__ROWS__.
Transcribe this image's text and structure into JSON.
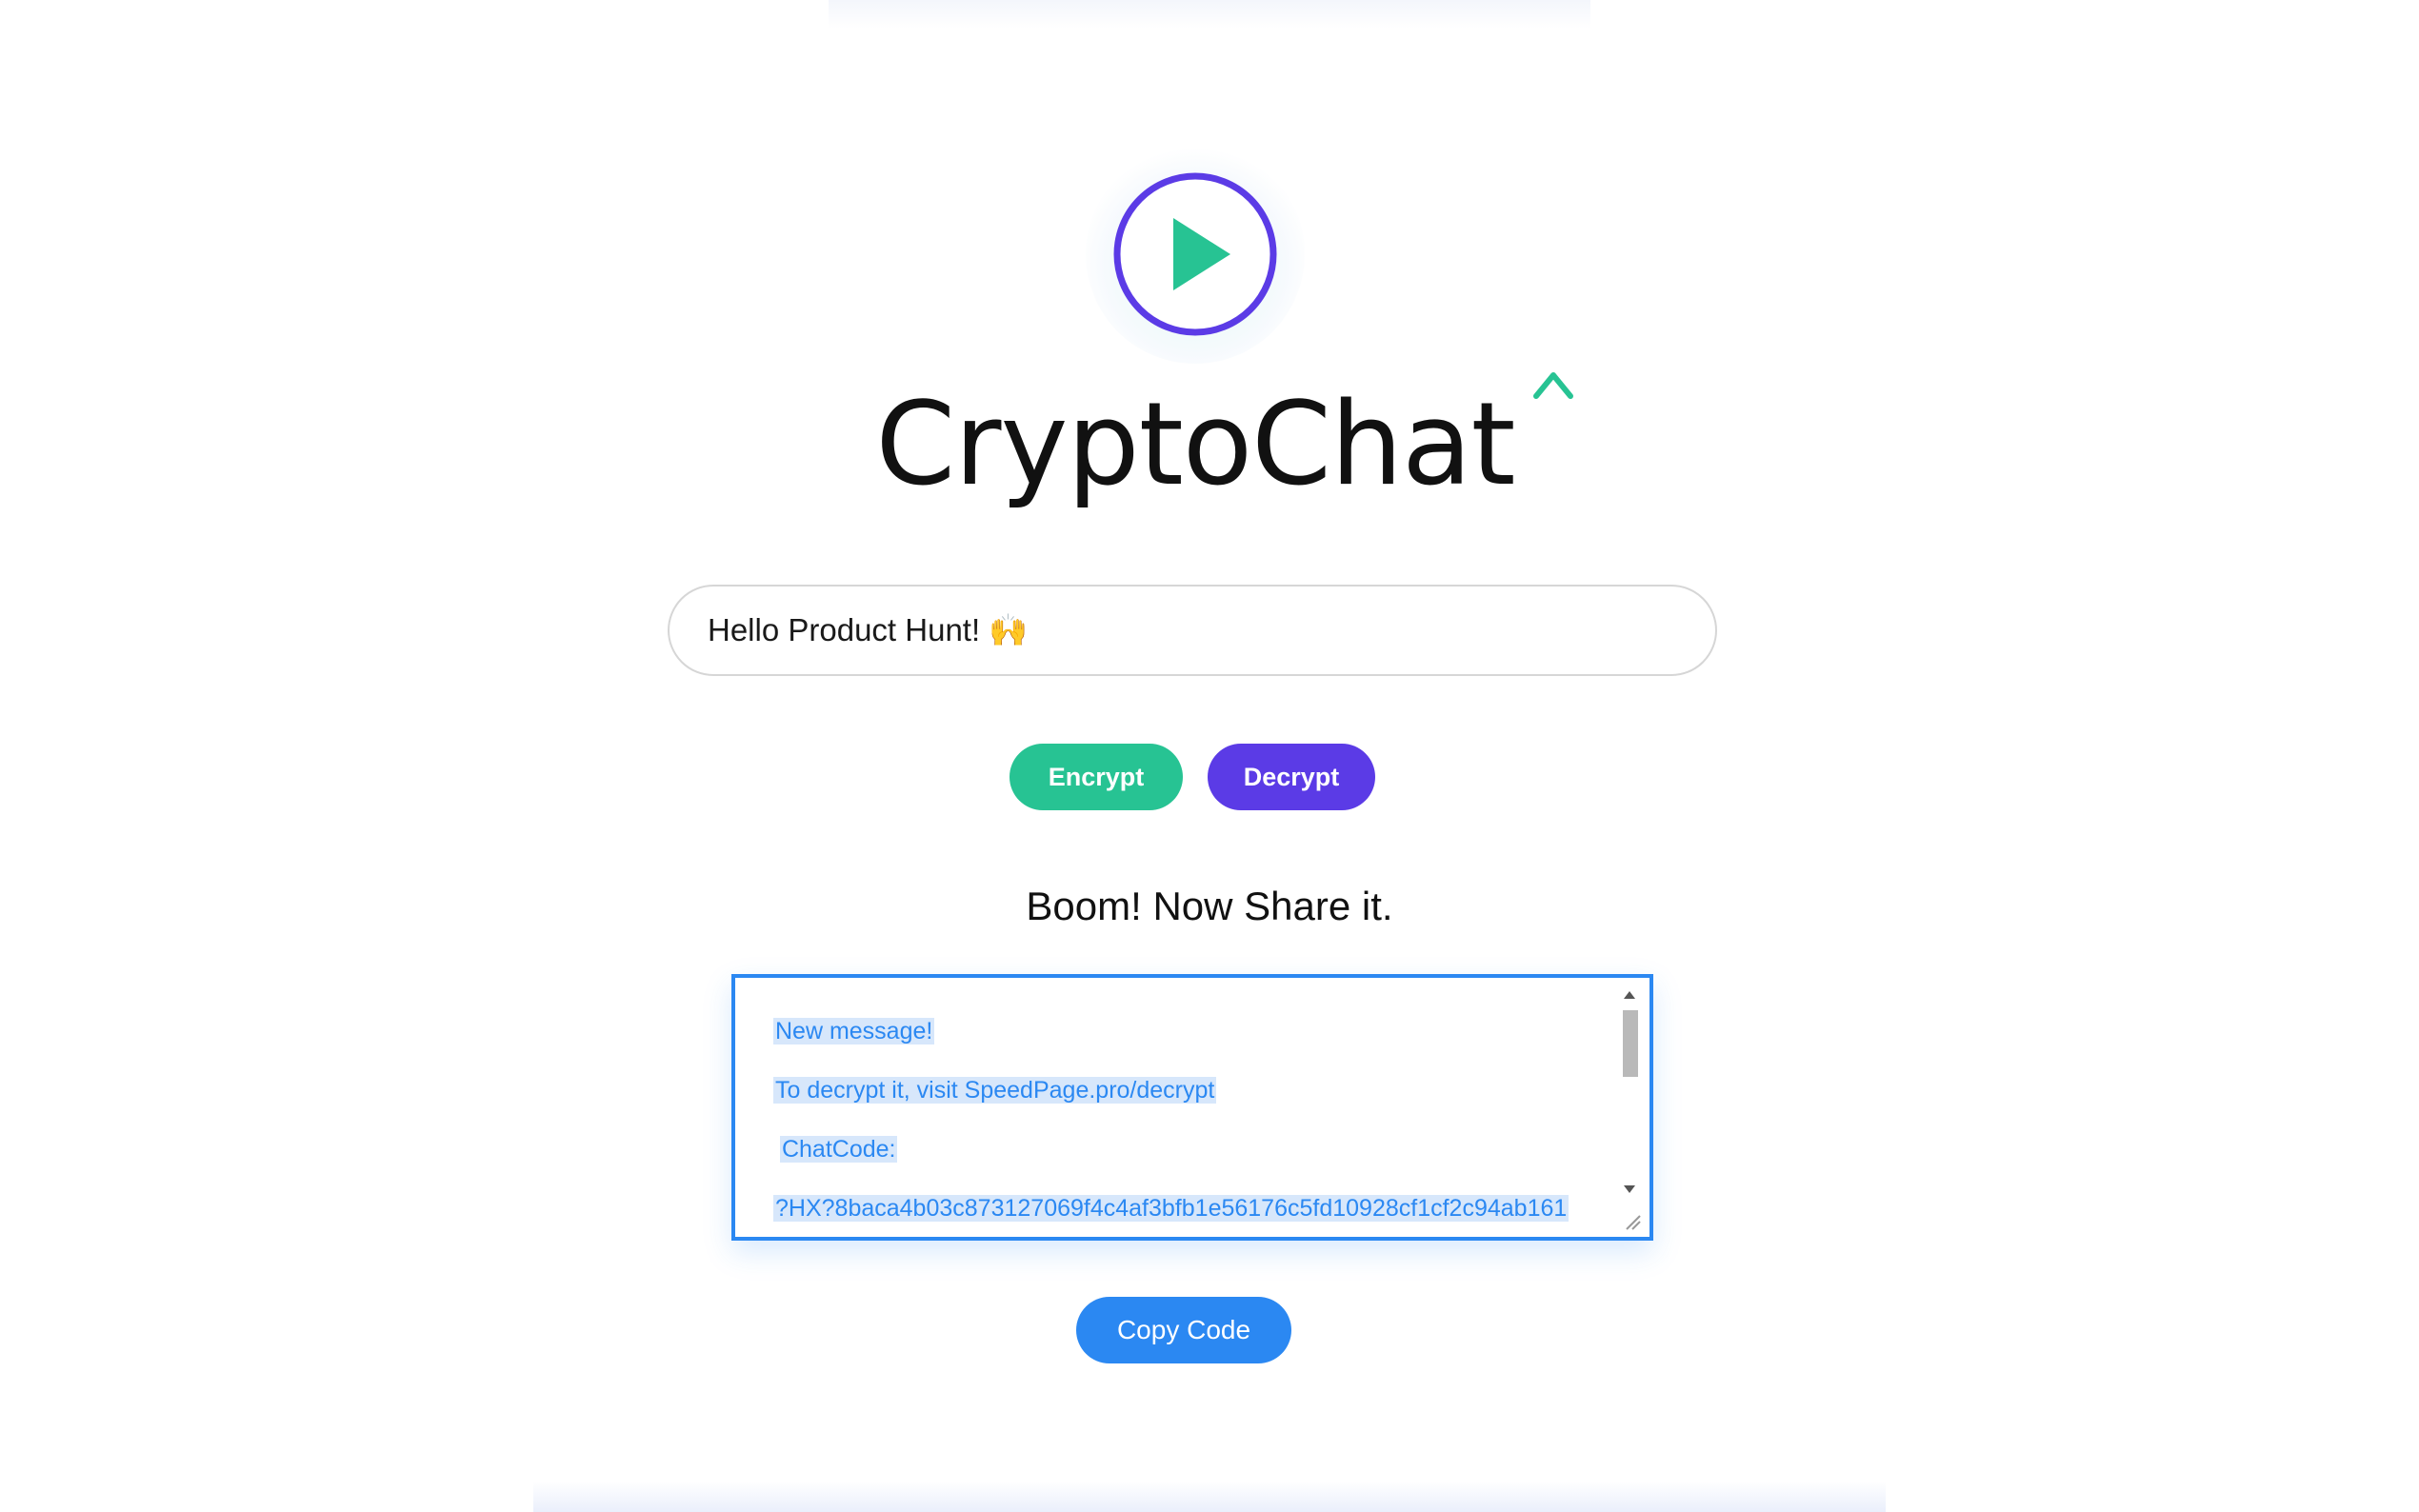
{
  "brand": {
    "name": "CryptoChat",
    "accent_caret": "^",
    "logo_icon": "play-circle-icon",
    "colors": {
      "ring": "#5b3be6",
      "play": "#27c393",
      "caret": "#27c393"
    }
  },
  "message_input": {
    "value": "Hello Product Hunt! 🙌"
  },
  "actions": {
    "encrypt_label": "Encrypt",
    "decrypt_label": "Decrypt",
    "copy_label": "Copy Code",
    "colors": {
      "encrypt": "#27c393",
      "decrypt": "#5b3be6",
      "copy": "#2b88f2"
    }
  },
  "result": {
    "heading": "Boom! Now Share it.",
    "lines": [
      "New message!",
      "To decrypt it, visit SpeedPage.pro/decrypt",
      "ChatCode:",
      "?HX?8baca4b03c873127069f4c4af3bfb1e56176c5fd10928cf1cf2c94ab161"
    ]
  }
}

__WHAT THE TASK ASKS__.
All of the lines above should be printed exactly, minus the pictures.

__THE REPLY__.
Transcribe this image's text and structure into JSON.
{
  "brand": {
    "name": "CryptoChat",
    "accent_caret": "^",
    "logo_icon": "play-circle-icon",
    "colors": {
      "ring": "#5b3be6",
      "play": "#27c393",
      "caret": "#27c393"
    }
  },
  "message_input": {
    "value": "Hello Product Hunt! 🙌"
  },
  "actions": {
    "encrypt_label": "Encrypt",
    "decrypt_label": "Decrypt",
    "copy_label": "Copy Code",
    "colors": {
      "encrypt": "#27c393",
      "decrypt": "#5b3be6",
      "copy": "#2b88f2"
    }
  },
  "result": {
    "heading": "Boom! Now Share it.",
    "lines": [
      "New message!",
      "To decrypt it, visit SpeedPage.pro/decrypt",
      "ChatCode:",
      "?HX?8baca4b03c873127069f4c4af3bfb1e56176c5fd10928cf1cf2c94ab161"
    ]
  }
}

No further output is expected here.